Where the word "JSON" occurs in a line, return that line.

***

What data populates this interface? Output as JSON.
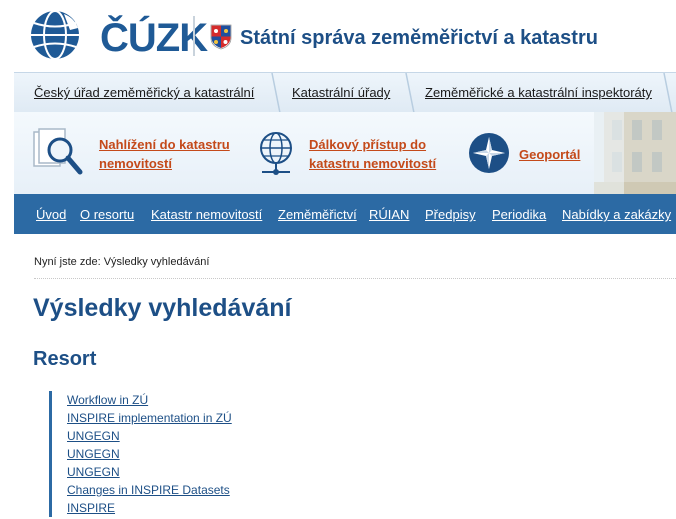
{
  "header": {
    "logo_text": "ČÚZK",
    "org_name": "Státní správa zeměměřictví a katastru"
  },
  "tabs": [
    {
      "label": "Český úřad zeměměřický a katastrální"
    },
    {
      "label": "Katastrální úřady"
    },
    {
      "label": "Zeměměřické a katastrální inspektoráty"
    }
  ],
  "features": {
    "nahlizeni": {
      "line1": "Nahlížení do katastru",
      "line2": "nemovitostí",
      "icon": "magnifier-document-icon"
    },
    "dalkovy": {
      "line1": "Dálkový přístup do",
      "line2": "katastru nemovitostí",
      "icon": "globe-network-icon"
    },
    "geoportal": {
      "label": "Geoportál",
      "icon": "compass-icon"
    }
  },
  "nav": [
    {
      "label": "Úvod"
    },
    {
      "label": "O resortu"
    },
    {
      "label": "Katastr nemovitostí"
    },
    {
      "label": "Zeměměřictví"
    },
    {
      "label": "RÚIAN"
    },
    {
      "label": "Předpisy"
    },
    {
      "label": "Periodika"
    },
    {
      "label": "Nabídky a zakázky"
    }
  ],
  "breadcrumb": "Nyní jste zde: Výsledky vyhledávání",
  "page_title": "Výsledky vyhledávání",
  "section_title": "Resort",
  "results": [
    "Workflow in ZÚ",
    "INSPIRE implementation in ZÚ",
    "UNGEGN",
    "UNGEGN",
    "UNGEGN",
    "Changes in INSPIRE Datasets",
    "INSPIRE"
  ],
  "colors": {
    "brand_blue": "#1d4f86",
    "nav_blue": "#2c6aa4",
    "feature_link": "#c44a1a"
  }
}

***

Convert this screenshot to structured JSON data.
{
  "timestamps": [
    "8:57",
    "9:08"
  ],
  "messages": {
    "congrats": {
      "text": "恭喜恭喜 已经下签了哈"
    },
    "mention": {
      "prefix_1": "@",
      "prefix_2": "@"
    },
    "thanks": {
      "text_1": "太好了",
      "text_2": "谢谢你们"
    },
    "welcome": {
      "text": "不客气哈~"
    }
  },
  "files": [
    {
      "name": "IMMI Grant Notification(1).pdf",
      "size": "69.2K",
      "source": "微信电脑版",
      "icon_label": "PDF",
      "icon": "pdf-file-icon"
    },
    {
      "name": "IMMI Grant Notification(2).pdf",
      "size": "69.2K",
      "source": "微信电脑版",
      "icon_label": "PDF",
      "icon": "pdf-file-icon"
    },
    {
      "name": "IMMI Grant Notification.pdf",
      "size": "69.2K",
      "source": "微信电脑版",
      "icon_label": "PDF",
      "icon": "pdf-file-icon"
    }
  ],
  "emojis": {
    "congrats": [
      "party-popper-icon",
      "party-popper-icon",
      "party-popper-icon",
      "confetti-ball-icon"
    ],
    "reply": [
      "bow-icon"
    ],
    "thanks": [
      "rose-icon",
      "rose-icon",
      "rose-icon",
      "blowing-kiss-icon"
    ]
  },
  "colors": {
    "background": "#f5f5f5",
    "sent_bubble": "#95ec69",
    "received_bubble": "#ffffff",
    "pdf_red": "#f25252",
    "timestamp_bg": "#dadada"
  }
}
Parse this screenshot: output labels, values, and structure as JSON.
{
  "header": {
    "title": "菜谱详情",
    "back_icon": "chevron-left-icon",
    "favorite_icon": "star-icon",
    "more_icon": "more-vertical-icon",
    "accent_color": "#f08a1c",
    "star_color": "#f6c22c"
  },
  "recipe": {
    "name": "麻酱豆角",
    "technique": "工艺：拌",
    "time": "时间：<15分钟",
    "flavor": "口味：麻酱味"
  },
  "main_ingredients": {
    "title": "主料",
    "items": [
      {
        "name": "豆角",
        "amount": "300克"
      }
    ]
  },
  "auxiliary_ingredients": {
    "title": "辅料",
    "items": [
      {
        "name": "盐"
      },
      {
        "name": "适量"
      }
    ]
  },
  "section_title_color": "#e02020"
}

***

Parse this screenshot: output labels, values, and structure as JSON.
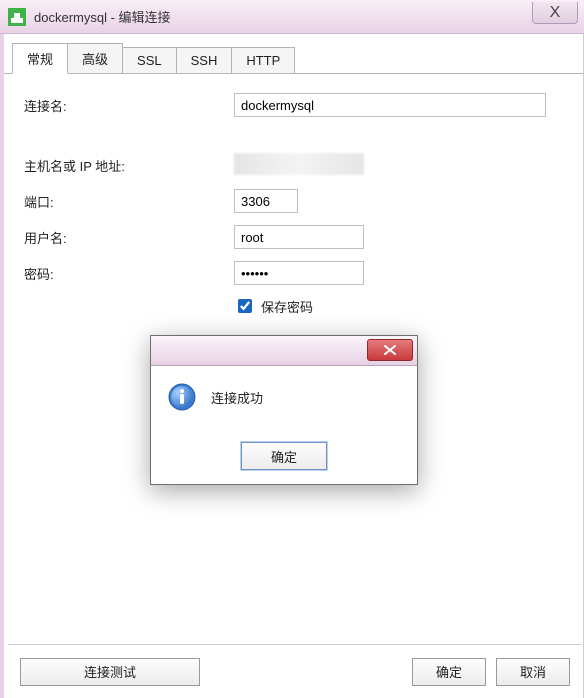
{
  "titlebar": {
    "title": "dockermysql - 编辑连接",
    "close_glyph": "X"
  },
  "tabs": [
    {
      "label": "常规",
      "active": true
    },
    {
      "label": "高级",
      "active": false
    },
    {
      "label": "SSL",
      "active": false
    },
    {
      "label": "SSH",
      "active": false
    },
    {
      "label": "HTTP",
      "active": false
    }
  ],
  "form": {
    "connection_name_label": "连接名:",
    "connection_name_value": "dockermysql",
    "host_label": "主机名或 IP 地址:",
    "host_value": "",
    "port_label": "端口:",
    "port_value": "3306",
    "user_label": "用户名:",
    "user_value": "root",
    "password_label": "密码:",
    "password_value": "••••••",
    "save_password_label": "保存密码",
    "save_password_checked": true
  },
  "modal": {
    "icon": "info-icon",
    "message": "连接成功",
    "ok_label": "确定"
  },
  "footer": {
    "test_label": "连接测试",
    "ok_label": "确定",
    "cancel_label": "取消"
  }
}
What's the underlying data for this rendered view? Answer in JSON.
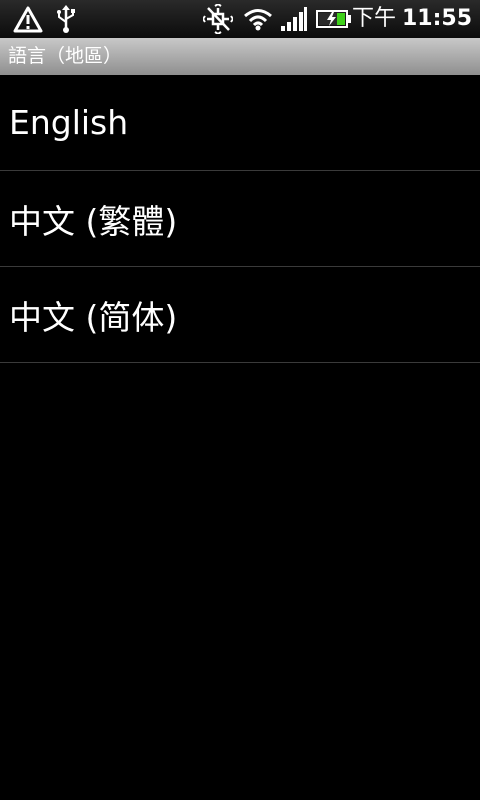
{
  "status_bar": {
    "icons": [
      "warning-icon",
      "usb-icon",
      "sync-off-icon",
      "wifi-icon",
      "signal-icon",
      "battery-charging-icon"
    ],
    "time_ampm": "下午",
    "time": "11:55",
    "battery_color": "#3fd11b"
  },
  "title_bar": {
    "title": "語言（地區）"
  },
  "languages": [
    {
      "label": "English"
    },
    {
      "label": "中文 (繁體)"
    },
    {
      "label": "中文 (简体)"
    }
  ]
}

***

CORRECT RESPONSE
What data populates this interface? Output as JSON.
Convert this screenshot to structured JSON data.
Parse this screenshot: output labels, values, and structure as JSON.
Parse this screenshot: output labels, values, and structure as JSON.
What's the underlying data for this rendered view? Answer in JSON.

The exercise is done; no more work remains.